Job:
Reproduce the lines of the material from the line with "back-button[interactable]: 返回 [20, 64, 110, 108]" to the line with "avatar [36, 156, 88, 208]", including both of those lines.

Data to process:
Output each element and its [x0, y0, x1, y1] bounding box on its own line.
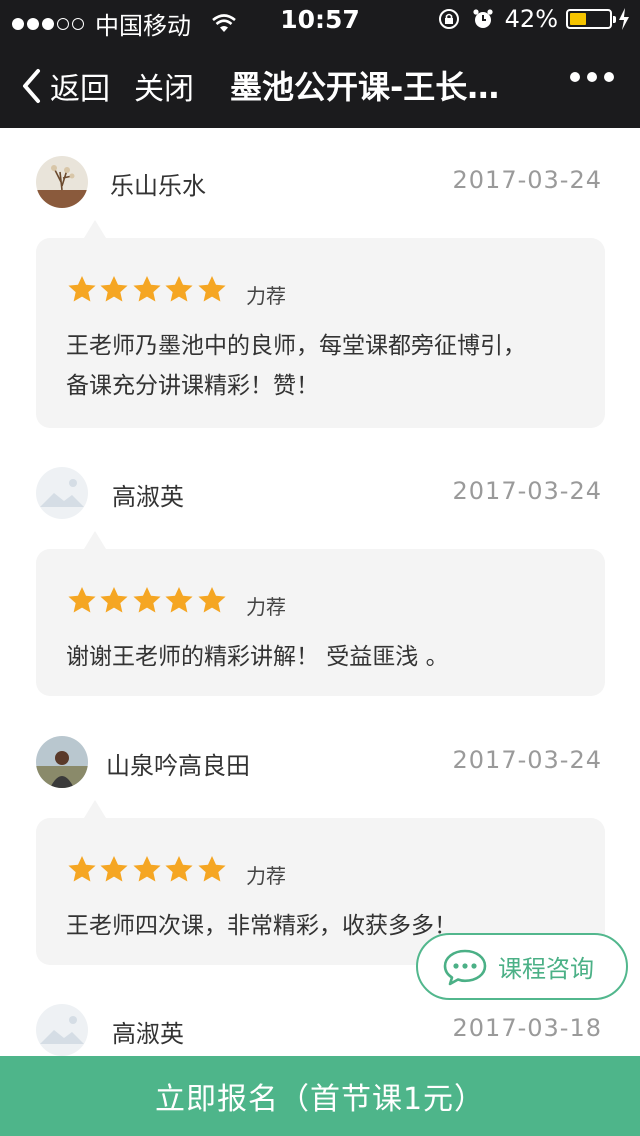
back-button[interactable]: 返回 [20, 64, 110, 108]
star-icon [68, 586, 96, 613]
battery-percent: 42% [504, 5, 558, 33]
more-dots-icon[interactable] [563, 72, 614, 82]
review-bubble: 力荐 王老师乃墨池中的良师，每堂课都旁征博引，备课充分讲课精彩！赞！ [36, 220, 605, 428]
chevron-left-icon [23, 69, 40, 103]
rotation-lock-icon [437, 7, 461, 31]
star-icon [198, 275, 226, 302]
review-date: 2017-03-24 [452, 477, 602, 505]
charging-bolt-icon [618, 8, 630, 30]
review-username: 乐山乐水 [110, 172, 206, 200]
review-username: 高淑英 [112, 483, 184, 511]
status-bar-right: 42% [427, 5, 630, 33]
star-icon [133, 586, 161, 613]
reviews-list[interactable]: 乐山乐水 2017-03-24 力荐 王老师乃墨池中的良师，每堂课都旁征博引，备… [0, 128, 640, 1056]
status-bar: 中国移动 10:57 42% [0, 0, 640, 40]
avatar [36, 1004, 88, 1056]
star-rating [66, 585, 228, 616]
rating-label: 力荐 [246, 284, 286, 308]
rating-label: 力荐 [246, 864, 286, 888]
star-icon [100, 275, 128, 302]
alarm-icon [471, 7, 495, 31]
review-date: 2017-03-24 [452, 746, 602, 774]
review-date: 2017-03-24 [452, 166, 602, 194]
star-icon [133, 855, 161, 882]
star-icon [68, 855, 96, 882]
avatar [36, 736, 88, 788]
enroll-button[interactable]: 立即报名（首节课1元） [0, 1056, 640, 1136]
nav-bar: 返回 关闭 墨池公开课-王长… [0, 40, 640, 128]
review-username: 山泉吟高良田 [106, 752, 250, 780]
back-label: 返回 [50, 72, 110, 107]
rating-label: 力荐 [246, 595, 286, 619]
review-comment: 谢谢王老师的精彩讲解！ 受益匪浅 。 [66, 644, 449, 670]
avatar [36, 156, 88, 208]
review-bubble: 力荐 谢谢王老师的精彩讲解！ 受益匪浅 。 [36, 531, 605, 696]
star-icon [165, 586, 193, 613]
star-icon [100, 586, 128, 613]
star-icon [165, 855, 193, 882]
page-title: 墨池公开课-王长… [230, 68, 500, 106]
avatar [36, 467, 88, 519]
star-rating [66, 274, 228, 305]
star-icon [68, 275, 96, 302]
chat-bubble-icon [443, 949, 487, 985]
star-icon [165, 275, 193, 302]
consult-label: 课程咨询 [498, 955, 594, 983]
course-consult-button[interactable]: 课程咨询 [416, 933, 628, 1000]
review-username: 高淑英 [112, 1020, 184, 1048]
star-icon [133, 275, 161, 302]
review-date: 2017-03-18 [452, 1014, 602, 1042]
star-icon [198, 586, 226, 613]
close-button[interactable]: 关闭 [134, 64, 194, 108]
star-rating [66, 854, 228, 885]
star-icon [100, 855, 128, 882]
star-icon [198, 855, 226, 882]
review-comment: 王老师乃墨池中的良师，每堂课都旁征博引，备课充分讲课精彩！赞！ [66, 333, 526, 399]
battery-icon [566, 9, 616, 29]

Task solution:
back-button[interactable]: 返回 [20, 64, 110, 108]
star-icon [68, 586, 96, 613]
battery-percent: 42% [504, 5, 558, 33]
more-dots-icon[interactable] [563, 72, 614, 82]
review-bubble: 力荐 王老师乃墨池中的良师，每堂课都旁征博引，备课充分讲课精彩！赞！ [36, 220, 605, 428]
chevron-left-icon [23, 69, 40, 103]
rotation-lock-icon [437, 7, 461, 31]
star-icon [198, 275, 226, 302]
review-date: 2017-03-24 [452, 477, 602, 505]
charging-bolt-icon [618, 8, 630, 30]
review-username: 乐山乐水 [110, 172, 206, 200]
review-username: 高淑英 [112, 483, 184, 511]
status-bar-right: 42% [427, 5, 630, 33]
star-icon [133, 586, 161, 613]
reviews-list[interactable]: 乐山乐水 2017-03-24 力荐 王老师乃墨池中的良师，每堂课都旁征博引，备… [0, 128, 640, 1056]
status-bar: 中国移动 10:57 42% [0, 0, 640, 40]
avatar [36, 1004, 88, 1056]
star-rating [66, 585, 228, 616]
rating-label: 力荐 [246, 284, 286, 308]
rating-label: 力荐 [246, 864, 286, 888]
star-icon [100, 275, 128, 302]
alarm-icon [471, 7, 495, 31]
review-date: 2017-03-24 [452, 746, 602, 774]
review-date: 2017-03-24 [452, 166, 602, 194]
star-icon [133, 855, 161, 882]
star-icon [68, 855, 96, 882]
avatar [36, 736, 88, 788]
enroll-button[interactable]: 立即报名（首节课1元） [0, 1056, 640, 1136]
nav-bar: 返回 关闭 墨池公开课-王长… [0, 40, 640, 128]
review-username: 山泉吟高良田 [106, 752, 250, 780]
back-label: 返回 [50, 72, 110, 107]
rating-label: 力荐 [246, 595, 286, 619]
review-comment: 谢谢王老师的精彩讲解！ 受益匪浅 。 [66, 644, 449, 670]
avatar [36, 156, 88, 208]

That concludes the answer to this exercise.